What is the number of lines holding the word "Drying"? Write that number and nothing else.

***** SUPPLIED DATA

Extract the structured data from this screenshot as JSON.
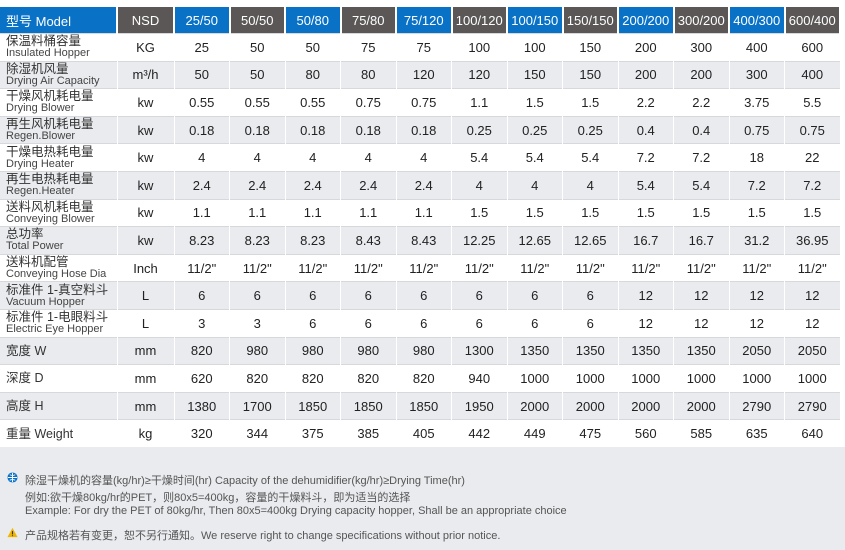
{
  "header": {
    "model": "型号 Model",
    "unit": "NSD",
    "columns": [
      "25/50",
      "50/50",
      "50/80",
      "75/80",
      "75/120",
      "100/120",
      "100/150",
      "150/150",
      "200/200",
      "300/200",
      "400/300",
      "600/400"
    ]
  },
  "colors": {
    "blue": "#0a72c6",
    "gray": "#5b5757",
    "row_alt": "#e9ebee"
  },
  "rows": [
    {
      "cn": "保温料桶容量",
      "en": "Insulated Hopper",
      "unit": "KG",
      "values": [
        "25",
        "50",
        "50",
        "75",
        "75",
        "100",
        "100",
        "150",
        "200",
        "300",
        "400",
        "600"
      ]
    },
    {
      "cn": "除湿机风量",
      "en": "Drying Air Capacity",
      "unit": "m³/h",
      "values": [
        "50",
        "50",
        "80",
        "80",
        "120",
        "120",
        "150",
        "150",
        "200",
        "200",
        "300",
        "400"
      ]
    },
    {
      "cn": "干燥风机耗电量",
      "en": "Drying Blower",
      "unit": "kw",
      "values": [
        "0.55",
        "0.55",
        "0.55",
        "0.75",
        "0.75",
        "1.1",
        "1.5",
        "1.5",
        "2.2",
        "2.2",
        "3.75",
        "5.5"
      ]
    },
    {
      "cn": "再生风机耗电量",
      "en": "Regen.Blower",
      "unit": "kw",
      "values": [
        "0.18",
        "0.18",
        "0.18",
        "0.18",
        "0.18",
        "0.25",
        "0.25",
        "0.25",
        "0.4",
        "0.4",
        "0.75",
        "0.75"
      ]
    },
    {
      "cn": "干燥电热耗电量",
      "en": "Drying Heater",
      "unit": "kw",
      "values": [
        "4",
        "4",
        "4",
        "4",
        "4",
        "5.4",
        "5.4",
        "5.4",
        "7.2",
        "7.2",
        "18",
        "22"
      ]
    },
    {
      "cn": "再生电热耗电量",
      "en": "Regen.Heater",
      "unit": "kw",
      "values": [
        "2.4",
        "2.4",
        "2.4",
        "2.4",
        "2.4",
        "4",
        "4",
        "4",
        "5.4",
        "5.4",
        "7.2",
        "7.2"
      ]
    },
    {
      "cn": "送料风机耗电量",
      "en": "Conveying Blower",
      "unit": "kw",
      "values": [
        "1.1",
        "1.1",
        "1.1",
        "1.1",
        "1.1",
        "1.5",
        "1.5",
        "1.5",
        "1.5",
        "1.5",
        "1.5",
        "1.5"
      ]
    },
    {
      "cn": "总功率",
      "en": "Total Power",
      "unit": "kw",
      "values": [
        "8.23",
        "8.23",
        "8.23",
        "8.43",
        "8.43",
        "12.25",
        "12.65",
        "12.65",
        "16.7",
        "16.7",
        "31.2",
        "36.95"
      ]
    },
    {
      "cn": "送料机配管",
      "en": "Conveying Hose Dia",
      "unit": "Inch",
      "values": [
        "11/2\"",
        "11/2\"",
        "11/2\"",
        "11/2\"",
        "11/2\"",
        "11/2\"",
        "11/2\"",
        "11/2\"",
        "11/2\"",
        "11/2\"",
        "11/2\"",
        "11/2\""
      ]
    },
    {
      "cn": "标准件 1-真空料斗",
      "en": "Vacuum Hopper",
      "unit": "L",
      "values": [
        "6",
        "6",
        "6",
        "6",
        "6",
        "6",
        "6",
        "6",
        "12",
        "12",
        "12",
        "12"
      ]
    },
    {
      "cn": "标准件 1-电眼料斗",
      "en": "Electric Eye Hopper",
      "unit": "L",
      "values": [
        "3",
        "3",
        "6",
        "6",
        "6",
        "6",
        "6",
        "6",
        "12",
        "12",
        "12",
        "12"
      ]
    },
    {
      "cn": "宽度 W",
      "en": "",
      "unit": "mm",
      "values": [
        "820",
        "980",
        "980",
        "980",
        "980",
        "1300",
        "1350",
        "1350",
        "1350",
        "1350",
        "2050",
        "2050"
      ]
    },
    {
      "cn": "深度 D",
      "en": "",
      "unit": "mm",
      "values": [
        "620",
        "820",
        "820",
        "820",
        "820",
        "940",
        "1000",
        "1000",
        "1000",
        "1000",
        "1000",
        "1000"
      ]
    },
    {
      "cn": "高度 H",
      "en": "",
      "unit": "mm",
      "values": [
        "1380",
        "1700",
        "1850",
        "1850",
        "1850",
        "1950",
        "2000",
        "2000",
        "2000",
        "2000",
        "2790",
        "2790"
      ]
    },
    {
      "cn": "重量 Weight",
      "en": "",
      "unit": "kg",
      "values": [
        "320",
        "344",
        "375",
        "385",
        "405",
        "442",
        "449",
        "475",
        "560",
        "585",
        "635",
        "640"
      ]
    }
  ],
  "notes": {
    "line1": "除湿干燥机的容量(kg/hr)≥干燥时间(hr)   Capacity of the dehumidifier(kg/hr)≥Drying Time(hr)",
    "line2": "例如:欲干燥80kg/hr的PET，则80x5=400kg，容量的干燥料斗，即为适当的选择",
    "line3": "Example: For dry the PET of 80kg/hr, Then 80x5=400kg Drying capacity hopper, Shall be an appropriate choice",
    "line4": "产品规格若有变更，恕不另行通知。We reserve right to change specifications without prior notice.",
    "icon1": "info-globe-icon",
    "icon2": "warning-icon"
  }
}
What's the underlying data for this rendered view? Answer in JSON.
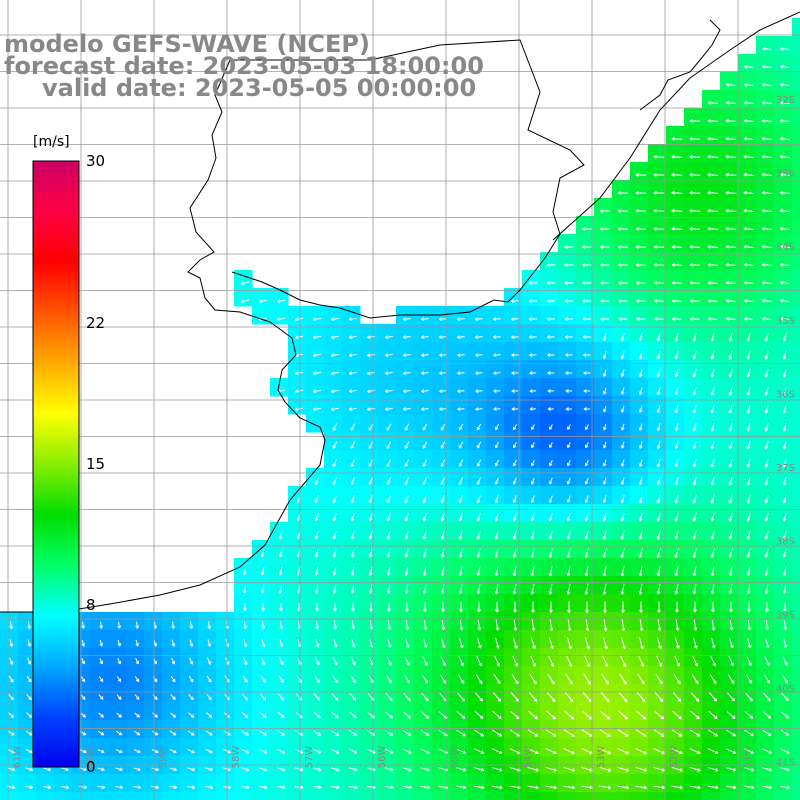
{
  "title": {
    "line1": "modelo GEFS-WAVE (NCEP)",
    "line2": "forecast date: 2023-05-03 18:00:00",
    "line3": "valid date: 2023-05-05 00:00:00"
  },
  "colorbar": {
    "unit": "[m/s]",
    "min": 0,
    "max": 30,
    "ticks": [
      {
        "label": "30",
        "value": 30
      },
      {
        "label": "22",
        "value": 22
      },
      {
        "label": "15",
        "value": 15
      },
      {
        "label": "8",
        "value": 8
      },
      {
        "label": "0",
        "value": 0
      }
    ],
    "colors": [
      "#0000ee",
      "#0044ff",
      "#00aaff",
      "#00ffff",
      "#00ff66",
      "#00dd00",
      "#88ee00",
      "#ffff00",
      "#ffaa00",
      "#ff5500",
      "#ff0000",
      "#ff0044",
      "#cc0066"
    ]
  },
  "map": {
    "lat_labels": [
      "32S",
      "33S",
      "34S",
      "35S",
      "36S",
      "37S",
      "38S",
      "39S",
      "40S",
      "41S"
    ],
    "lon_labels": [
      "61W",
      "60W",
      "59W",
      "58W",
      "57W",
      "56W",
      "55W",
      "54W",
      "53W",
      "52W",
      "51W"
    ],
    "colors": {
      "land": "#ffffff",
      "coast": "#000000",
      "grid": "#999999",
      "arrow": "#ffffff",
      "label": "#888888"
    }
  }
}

**********
***** SUPPLIED DATA

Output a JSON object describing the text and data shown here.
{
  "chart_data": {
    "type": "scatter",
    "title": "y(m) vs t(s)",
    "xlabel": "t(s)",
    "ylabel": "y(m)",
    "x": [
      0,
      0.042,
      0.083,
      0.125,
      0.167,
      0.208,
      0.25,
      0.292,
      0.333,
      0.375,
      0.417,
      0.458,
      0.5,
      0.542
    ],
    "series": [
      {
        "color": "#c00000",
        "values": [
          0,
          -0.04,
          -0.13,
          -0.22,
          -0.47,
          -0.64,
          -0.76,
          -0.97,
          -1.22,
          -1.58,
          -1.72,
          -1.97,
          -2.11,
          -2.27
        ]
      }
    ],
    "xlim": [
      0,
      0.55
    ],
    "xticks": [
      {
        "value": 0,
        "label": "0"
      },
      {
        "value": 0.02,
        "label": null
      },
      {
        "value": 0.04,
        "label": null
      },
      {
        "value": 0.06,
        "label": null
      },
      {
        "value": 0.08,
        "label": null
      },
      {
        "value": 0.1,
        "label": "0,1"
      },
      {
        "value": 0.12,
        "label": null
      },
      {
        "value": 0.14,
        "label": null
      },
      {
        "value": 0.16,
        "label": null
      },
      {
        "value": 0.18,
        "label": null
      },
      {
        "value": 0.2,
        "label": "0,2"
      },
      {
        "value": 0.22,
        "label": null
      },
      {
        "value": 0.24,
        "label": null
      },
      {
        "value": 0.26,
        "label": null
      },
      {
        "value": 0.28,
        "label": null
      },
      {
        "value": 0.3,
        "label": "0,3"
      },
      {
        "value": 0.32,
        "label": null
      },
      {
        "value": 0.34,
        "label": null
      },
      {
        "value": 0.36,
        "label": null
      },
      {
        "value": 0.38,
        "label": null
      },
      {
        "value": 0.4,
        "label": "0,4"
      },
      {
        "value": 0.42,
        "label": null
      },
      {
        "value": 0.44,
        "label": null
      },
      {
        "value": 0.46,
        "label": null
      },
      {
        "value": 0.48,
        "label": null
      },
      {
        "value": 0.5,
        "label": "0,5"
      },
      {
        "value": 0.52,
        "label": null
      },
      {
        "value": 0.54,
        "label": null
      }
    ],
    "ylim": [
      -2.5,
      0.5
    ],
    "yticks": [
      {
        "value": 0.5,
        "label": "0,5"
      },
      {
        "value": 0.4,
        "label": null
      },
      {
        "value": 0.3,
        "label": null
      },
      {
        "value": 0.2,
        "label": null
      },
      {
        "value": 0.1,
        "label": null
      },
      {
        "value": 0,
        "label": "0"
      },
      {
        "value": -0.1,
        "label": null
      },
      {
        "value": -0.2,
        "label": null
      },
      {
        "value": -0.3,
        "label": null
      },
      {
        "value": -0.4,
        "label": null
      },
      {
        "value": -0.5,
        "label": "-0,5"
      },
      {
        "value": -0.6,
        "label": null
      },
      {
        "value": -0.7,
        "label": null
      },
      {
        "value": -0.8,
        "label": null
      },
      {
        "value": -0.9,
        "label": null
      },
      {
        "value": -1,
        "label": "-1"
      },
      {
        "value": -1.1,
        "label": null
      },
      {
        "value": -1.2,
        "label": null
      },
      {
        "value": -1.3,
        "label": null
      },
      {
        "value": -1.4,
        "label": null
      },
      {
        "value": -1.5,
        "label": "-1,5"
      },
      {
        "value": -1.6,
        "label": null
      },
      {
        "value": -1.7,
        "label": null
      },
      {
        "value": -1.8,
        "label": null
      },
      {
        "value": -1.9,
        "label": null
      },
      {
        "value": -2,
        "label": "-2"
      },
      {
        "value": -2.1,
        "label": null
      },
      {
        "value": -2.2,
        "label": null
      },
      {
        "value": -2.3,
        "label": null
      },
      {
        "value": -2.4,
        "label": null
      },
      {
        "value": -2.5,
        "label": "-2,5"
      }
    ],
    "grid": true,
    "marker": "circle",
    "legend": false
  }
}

**********

## [SOLUTION BELOW]
5